- [EXERCISE AIM]: From the records below, pull each line that has "SOEL".

- [DATA TO USE]:

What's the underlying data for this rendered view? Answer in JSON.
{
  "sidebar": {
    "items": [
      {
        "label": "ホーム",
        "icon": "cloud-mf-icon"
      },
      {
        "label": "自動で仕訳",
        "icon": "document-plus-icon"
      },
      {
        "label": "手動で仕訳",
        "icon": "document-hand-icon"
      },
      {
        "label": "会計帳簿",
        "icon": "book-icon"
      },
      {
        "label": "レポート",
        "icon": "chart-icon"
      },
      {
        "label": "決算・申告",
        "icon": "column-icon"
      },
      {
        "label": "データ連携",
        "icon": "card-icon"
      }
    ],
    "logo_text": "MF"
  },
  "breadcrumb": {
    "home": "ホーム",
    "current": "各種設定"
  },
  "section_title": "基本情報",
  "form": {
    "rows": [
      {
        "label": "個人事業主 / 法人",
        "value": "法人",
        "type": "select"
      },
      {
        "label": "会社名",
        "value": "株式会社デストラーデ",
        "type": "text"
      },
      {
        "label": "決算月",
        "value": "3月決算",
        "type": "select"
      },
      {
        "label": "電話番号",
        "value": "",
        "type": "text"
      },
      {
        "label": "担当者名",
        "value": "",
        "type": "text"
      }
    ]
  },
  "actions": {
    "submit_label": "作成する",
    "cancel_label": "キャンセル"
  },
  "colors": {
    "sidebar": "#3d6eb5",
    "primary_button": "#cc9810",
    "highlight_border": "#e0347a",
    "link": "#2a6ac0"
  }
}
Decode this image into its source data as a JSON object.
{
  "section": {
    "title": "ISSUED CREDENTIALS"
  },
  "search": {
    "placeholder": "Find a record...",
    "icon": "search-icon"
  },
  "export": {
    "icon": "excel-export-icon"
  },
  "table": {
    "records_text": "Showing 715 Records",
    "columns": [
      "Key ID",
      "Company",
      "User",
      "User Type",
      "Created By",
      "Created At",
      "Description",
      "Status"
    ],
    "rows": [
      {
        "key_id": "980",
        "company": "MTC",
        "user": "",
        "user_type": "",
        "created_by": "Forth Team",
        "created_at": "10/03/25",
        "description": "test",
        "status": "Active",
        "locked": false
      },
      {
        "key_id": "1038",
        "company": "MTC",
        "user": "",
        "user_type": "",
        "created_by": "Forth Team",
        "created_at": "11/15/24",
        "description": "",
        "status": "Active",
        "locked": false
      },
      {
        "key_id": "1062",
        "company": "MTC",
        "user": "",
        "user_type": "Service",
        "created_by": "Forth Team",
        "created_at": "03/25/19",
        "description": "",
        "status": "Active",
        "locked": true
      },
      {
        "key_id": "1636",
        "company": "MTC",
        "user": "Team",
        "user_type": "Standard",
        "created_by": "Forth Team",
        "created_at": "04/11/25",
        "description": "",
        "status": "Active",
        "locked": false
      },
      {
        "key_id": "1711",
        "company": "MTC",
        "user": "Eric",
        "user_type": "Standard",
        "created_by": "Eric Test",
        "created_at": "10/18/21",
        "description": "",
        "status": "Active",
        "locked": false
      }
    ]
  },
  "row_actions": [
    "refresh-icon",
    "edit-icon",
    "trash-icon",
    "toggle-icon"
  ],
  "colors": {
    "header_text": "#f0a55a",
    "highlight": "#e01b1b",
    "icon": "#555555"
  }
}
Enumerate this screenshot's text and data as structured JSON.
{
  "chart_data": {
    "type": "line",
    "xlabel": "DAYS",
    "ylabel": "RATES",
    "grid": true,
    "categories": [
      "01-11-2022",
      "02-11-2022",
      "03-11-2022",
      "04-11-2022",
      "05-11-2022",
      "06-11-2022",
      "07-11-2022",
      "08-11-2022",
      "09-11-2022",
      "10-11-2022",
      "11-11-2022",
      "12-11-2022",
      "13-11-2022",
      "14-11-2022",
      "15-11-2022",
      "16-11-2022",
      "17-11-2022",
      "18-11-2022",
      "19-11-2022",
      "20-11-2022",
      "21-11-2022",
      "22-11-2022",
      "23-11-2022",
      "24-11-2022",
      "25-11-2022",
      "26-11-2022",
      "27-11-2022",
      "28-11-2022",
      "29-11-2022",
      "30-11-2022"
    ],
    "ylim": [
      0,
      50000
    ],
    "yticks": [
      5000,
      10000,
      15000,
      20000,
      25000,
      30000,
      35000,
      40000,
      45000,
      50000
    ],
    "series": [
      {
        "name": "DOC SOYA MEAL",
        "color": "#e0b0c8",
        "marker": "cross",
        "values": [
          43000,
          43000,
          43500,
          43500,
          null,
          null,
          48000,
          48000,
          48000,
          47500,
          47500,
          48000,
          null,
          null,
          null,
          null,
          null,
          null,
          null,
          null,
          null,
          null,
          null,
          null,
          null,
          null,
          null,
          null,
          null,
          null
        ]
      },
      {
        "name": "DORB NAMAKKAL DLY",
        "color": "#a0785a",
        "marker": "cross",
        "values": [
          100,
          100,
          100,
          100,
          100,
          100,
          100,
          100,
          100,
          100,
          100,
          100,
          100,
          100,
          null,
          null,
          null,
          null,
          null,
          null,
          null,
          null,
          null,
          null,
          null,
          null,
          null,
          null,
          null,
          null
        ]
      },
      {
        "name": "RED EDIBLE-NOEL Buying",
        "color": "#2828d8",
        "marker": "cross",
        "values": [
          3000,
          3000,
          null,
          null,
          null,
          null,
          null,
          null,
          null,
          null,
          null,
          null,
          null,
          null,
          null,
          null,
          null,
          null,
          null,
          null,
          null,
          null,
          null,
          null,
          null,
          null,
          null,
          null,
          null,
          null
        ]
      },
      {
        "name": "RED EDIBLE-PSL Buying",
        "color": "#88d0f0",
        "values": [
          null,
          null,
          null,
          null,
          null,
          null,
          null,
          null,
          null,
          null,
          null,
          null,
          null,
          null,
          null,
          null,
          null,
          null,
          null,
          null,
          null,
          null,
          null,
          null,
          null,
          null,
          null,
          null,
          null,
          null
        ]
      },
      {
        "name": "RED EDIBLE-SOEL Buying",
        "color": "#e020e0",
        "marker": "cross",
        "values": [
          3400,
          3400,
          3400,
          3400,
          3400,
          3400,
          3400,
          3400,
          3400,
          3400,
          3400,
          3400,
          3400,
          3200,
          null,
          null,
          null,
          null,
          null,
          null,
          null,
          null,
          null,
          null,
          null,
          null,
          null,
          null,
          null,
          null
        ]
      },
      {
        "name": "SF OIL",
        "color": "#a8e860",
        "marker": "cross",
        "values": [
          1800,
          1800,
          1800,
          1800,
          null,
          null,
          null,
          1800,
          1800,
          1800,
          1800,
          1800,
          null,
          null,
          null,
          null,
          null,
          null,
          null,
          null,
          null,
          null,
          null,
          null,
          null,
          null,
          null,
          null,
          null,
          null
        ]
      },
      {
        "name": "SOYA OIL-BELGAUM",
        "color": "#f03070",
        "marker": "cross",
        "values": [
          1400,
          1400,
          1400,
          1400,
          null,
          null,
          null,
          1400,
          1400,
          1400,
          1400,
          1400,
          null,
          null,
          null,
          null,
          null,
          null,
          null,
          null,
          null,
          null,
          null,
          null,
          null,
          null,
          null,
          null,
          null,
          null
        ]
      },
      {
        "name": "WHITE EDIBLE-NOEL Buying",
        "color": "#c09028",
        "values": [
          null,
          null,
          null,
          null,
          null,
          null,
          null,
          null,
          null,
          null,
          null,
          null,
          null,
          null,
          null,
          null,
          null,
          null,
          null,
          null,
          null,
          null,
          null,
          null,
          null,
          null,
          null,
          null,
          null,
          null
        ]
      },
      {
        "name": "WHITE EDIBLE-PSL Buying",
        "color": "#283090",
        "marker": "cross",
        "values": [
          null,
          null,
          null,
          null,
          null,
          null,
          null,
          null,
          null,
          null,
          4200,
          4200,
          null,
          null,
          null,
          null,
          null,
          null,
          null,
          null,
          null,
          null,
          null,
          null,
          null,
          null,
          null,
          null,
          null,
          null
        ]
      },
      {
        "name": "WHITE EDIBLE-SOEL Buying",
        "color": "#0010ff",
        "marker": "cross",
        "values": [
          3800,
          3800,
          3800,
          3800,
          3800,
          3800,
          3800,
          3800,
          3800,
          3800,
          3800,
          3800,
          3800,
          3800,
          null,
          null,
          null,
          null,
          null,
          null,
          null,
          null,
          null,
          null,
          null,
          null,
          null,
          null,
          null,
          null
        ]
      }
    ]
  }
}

- [RESPONSE BELOW]:
        "name": "RED EDIBLE-SOEL Buying",
        "name": "WHITE EDIBLE-SOEL Buying",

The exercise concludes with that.